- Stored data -
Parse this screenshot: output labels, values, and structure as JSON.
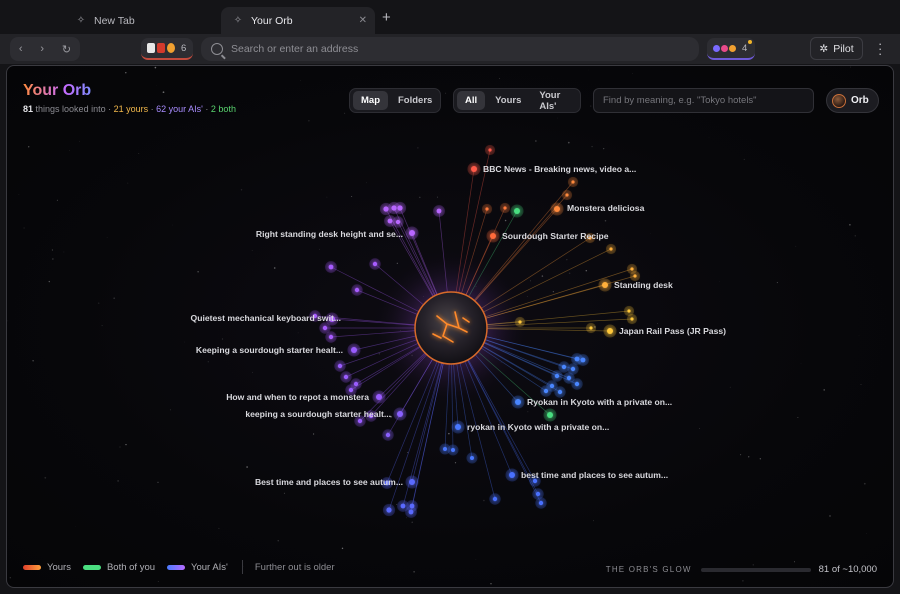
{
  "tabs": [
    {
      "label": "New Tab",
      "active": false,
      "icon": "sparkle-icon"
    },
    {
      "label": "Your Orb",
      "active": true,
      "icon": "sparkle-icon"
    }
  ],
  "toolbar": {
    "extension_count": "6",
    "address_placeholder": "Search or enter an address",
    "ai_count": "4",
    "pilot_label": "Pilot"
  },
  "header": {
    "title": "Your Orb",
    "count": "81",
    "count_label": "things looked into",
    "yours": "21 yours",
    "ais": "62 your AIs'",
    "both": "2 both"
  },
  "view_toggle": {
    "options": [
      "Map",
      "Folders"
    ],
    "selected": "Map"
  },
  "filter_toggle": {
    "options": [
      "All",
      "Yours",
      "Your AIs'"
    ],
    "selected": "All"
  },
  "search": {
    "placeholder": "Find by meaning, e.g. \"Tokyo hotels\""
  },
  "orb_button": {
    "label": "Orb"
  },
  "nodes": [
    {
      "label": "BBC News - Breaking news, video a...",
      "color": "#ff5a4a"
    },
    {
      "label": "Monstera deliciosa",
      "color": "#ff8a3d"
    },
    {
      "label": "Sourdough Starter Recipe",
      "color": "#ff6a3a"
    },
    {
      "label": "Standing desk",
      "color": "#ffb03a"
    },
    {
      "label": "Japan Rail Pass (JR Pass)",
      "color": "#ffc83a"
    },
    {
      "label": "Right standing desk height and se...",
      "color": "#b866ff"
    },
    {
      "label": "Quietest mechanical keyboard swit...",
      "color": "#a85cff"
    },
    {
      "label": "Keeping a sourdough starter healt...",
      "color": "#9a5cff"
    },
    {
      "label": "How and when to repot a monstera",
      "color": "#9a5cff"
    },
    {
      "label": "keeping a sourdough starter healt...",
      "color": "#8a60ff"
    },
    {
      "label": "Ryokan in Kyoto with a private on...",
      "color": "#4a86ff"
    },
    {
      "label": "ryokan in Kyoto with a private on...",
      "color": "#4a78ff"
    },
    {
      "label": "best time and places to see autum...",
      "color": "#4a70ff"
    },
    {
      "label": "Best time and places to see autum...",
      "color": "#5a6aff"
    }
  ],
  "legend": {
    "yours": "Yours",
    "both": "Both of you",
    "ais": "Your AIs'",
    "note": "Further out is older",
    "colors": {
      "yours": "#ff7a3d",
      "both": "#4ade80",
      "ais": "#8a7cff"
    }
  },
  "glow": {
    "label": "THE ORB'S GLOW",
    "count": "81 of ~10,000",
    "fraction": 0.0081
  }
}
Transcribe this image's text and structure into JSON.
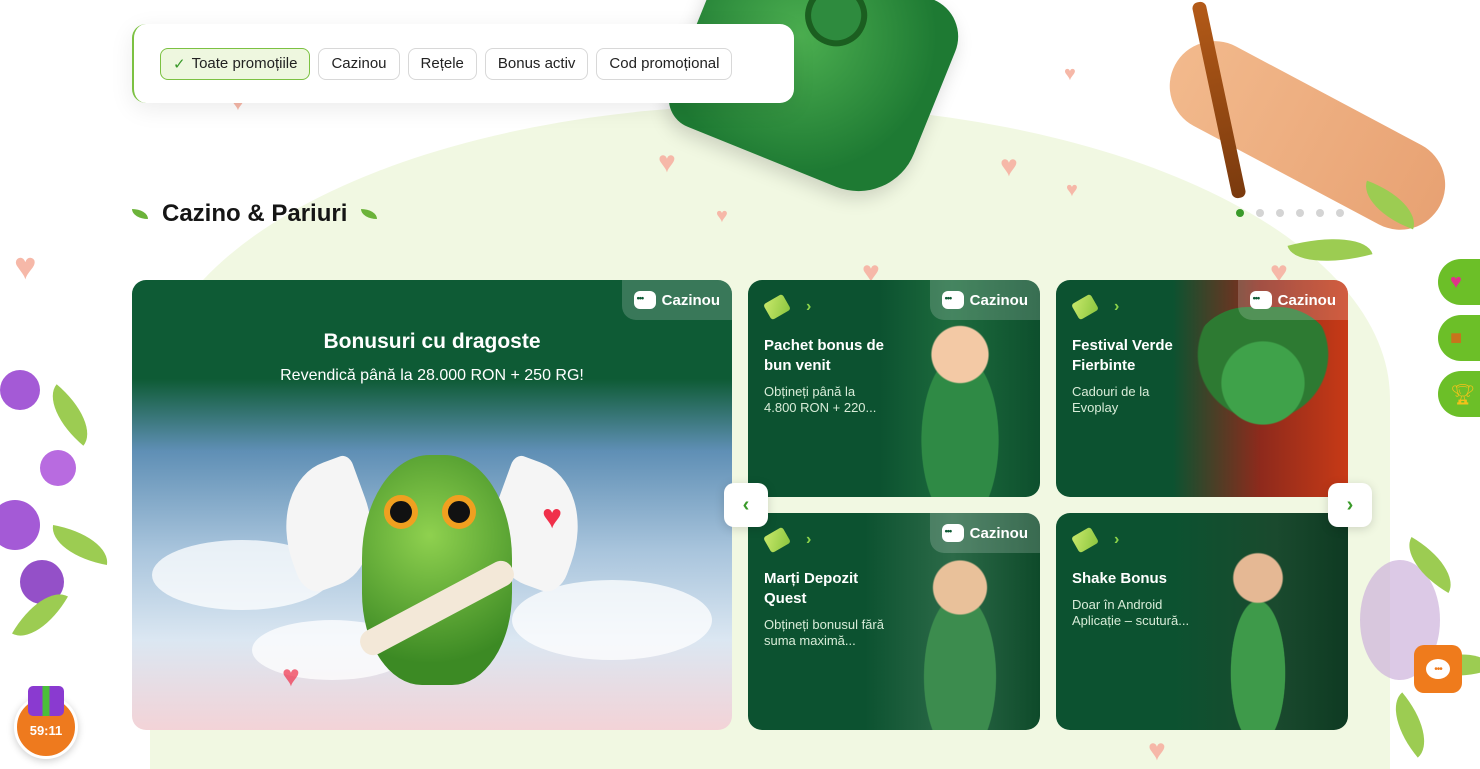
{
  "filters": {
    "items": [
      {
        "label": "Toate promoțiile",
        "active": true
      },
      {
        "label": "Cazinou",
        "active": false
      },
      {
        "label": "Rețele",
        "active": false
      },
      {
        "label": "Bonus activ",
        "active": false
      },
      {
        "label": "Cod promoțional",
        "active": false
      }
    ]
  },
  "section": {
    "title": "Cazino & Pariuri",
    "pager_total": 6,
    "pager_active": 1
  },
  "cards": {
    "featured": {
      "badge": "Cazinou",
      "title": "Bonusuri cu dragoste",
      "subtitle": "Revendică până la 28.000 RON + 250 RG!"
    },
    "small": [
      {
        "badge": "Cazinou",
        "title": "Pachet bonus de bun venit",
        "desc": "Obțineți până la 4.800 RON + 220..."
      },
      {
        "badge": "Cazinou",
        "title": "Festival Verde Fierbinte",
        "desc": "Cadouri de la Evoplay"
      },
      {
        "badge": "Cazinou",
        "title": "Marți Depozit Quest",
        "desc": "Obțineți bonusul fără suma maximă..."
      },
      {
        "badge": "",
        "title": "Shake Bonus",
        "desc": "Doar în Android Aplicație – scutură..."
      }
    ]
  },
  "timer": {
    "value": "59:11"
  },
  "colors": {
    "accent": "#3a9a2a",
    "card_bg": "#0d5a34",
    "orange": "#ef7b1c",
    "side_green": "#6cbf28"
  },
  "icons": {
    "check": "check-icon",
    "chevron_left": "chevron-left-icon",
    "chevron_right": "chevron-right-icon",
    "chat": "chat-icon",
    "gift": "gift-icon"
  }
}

...

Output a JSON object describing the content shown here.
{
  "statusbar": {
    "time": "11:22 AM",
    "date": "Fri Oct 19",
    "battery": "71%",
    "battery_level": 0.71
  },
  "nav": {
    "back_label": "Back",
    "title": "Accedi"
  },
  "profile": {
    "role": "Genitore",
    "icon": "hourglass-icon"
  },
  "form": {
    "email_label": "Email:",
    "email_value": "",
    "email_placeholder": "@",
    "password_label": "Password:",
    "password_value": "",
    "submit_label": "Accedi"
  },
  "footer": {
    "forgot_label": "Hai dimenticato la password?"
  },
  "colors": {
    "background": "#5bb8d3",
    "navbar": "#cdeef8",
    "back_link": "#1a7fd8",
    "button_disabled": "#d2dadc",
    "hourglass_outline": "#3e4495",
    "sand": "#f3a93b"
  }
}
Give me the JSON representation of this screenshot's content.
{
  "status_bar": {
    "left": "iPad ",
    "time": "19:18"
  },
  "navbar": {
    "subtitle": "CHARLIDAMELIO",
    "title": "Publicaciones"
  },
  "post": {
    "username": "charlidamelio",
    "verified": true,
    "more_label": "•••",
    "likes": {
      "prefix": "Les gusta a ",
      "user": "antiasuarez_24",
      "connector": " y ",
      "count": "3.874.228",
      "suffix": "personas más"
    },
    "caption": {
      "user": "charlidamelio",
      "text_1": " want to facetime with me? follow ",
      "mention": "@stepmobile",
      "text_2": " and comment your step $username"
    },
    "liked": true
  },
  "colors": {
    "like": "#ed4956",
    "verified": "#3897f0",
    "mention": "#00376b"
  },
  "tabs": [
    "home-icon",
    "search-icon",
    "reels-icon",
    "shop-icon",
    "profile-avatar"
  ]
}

...

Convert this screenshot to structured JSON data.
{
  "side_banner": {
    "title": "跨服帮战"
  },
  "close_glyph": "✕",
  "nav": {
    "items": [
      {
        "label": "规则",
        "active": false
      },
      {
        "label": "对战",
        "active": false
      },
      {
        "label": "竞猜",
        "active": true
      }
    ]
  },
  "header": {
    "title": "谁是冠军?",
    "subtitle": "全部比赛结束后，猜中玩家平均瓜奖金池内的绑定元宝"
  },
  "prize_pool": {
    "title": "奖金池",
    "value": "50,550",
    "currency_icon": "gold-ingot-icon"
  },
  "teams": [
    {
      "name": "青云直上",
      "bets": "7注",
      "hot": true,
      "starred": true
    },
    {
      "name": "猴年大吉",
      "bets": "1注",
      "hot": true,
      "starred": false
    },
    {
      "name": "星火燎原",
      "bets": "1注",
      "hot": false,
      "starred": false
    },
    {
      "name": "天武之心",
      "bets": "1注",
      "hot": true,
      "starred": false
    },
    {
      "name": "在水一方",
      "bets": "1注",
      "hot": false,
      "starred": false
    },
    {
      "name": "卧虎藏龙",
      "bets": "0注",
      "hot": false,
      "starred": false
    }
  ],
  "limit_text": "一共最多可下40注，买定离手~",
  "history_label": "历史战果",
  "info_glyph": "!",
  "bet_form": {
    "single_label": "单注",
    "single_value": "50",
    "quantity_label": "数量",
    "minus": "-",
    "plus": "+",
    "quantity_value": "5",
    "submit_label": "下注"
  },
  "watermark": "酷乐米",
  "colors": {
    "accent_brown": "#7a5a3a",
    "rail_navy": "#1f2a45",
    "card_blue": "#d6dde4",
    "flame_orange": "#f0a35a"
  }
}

- Goal of the exercise -
Take every line containing the word "places" and copy it.

- Task solution -
      "label": "best time and places to see autum...",
      "label": "Best time and places to see autum...",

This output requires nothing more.